**Job:** Gather all lines in the records below that include the word "Basin".
-- begin Data entries --
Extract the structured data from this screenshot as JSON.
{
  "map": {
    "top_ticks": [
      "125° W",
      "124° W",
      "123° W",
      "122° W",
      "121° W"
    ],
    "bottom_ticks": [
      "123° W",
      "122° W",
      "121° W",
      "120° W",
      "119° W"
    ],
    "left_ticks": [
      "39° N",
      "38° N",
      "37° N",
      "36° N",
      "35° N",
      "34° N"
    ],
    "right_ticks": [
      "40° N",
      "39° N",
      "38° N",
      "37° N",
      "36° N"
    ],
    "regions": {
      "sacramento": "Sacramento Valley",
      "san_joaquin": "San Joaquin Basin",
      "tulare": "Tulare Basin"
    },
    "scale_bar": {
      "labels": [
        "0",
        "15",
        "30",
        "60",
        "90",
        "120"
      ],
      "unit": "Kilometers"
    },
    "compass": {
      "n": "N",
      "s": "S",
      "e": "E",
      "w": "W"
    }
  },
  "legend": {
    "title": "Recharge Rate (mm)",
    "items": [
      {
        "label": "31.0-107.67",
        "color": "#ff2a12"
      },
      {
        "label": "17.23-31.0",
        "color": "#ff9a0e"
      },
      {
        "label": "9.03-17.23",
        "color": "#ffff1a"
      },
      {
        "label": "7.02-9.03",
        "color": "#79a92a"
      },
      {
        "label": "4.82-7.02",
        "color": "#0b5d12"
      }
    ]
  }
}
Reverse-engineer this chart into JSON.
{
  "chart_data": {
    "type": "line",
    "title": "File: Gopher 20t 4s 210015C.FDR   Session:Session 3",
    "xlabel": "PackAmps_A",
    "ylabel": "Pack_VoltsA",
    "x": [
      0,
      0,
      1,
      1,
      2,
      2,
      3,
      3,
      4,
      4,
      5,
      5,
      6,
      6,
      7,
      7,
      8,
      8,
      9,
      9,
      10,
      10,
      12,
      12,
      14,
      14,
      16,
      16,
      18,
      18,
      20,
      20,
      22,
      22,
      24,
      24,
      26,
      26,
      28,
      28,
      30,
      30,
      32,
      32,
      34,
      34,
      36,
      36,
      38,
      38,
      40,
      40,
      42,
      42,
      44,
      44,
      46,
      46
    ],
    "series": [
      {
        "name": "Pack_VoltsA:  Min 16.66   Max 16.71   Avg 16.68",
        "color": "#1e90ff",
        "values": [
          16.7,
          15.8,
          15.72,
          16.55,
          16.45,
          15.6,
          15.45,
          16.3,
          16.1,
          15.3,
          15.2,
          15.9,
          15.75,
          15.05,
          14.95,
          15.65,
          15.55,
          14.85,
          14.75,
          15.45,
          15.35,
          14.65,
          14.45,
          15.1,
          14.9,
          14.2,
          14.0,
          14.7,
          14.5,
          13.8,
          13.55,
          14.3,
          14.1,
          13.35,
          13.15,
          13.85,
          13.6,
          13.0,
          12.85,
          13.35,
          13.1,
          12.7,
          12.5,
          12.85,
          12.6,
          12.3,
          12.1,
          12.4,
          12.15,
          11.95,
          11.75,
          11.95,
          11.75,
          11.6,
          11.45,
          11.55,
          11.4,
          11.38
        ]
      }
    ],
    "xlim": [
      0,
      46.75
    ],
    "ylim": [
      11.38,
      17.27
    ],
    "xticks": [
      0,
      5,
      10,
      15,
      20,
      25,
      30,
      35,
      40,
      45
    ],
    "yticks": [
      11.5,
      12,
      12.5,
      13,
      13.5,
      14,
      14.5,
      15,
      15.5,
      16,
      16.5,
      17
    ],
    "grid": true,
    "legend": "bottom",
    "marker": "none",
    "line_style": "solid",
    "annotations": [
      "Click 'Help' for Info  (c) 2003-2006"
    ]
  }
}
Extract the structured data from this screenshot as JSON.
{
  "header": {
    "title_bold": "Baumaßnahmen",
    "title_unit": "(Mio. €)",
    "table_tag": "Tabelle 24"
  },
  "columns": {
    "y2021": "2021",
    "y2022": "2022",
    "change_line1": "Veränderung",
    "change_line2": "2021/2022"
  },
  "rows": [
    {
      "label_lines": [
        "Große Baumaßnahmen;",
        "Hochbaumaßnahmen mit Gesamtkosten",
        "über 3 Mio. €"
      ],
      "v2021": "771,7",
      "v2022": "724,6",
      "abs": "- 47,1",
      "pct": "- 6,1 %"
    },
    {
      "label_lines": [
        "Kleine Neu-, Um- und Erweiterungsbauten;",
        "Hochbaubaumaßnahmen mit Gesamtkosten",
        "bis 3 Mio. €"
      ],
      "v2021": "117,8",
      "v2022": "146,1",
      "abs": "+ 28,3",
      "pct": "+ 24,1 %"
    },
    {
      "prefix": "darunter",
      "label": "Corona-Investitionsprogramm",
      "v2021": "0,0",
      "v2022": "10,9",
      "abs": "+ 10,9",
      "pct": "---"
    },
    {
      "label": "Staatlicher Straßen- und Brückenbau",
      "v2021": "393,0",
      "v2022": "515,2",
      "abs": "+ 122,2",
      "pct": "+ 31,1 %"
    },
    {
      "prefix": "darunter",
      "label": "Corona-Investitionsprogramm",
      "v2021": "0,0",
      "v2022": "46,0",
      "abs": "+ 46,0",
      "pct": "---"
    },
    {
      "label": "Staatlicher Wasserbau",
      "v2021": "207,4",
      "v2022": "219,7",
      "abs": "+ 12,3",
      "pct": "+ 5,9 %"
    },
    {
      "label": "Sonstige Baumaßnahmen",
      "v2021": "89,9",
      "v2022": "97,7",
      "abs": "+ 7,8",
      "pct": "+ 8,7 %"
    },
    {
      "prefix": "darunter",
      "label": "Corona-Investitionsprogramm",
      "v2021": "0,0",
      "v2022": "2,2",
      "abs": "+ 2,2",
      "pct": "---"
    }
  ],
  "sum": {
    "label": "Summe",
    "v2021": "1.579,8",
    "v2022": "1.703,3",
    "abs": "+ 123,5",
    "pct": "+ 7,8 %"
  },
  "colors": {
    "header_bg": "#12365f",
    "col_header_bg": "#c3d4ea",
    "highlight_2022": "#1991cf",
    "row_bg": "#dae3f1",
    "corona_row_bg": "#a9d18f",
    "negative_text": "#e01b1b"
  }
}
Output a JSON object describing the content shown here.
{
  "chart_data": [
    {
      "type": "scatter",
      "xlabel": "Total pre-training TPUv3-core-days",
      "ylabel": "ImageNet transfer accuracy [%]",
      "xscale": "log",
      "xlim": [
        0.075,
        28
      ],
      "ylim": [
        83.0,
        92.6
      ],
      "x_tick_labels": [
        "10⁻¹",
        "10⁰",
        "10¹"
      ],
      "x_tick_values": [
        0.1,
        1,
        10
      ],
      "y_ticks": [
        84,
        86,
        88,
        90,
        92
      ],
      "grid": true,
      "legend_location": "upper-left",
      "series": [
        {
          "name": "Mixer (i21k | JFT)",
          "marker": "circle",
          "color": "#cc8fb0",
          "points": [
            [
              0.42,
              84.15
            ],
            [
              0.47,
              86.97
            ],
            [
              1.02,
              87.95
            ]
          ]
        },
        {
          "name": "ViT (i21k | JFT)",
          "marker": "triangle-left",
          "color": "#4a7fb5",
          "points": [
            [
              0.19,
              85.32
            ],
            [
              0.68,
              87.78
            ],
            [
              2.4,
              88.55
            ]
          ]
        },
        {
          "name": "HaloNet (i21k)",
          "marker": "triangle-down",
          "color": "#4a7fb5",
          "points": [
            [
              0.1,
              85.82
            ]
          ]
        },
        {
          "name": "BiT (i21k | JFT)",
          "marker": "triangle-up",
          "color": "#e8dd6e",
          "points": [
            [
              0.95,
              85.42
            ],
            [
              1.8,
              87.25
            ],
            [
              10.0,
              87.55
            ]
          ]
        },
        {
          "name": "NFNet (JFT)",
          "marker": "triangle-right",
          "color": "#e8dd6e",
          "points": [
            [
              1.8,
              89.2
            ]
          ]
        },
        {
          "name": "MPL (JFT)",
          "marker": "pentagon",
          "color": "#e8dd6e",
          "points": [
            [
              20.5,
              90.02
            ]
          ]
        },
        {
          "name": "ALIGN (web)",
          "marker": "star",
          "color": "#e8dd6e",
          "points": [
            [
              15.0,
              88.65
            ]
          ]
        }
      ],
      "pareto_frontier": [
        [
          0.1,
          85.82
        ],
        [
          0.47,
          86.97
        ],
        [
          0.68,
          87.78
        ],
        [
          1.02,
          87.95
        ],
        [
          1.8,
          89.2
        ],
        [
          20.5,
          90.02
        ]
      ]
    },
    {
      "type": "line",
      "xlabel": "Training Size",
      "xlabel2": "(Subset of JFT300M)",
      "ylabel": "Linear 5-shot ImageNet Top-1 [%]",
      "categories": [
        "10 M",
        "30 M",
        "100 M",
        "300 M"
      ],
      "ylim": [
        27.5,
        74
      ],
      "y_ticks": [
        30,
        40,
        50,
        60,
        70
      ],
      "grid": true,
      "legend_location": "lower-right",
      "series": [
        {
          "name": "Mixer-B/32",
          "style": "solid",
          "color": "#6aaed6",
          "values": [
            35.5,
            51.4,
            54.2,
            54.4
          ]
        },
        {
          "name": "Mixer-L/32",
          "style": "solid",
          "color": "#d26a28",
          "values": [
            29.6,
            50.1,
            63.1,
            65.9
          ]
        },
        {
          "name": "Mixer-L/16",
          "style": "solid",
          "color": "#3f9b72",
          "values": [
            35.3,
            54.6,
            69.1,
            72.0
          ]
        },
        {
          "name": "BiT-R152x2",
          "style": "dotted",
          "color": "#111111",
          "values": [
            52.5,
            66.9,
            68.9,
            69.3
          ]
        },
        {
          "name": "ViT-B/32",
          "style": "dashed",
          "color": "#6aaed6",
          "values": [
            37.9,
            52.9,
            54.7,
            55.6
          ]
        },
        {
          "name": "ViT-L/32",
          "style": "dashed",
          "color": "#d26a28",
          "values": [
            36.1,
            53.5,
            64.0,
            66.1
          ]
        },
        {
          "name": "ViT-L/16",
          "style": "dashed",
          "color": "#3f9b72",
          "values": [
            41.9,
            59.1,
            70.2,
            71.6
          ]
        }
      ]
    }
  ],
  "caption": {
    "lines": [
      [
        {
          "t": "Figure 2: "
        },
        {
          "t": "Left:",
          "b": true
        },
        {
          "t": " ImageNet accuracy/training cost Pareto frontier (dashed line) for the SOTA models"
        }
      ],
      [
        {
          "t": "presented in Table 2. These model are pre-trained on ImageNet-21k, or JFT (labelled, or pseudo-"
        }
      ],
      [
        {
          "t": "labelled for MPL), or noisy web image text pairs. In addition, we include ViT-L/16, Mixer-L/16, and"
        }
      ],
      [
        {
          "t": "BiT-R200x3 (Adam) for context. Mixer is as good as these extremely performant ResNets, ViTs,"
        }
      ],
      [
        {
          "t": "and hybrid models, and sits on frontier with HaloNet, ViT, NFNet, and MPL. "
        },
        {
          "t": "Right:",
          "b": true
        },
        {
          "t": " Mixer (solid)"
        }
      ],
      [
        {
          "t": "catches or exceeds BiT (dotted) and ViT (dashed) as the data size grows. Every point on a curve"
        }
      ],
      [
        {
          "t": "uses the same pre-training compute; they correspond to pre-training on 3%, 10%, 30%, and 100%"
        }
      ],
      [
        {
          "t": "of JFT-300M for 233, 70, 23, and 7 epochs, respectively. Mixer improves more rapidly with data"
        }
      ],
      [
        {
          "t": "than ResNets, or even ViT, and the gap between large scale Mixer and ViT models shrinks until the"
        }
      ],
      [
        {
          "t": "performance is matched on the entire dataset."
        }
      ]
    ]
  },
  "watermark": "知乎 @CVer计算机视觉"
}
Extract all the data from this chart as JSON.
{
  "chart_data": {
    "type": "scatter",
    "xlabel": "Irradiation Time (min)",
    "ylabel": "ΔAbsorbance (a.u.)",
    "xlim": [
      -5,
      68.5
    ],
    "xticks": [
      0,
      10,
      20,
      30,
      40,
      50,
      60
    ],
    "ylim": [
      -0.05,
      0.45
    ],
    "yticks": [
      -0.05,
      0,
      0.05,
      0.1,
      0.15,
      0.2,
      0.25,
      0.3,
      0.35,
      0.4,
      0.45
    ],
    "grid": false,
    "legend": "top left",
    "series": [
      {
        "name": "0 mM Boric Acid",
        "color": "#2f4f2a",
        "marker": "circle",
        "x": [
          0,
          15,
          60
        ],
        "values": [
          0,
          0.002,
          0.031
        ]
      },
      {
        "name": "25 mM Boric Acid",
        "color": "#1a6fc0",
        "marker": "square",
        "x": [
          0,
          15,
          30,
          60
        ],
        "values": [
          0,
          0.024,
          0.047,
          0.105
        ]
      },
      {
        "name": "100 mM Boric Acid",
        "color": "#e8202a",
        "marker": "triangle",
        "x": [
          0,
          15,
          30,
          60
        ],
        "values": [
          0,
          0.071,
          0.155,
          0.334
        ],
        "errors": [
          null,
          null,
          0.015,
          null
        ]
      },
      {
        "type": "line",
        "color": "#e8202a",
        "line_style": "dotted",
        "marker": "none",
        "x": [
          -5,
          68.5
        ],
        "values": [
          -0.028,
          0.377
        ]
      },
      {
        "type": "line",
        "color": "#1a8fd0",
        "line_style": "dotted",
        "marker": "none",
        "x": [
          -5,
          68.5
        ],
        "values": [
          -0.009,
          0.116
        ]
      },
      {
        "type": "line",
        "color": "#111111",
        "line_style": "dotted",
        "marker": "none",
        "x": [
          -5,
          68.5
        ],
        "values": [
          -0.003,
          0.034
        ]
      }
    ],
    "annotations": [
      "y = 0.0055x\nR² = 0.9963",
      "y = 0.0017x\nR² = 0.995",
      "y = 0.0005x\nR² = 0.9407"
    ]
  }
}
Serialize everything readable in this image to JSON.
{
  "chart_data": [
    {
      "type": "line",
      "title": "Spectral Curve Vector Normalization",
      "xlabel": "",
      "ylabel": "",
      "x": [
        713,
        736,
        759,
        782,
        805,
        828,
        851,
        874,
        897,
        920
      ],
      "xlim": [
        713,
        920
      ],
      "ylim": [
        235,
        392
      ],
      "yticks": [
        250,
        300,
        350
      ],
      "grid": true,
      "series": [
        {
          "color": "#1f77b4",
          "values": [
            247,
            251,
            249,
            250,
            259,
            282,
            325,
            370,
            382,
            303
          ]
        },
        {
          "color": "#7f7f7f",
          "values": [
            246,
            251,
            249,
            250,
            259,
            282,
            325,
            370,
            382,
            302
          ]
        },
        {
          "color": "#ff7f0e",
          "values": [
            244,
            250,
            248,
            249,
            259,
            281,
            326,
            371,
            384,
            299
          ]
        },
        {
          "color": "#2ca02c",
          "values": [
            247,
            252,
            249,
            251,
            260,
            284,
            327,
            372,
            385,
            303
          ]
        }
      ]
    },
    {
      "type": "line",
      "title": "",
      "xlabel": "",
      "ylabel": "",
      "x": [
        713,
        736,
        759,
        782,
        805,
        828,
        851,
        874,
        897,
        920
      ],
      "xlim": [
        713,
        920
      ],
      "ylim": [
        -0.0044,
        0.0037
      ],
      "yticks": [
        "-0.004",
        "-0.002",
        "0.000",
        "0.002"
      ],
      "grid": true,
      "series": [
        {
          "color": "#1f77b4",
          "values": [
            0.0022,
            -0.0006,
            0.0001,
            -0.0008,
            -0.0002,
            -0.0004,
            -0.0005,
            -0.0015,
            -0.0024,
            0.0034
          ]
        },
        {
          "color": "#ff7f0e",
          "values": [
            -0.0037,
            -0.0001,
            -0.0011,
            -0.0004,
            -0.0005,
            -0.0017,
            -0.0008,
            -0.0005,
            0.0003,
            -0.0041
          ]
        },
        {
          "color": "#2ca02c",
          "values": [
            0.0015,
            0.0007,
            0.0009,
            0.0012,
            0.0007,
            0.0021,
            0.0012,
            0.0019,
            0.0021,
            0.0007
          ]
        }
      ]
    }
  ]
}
-- end Data entries --
**Written solution:**
      "san_joaquin": "San Joaquin Basin",
      "tulare": "Tulare Basin"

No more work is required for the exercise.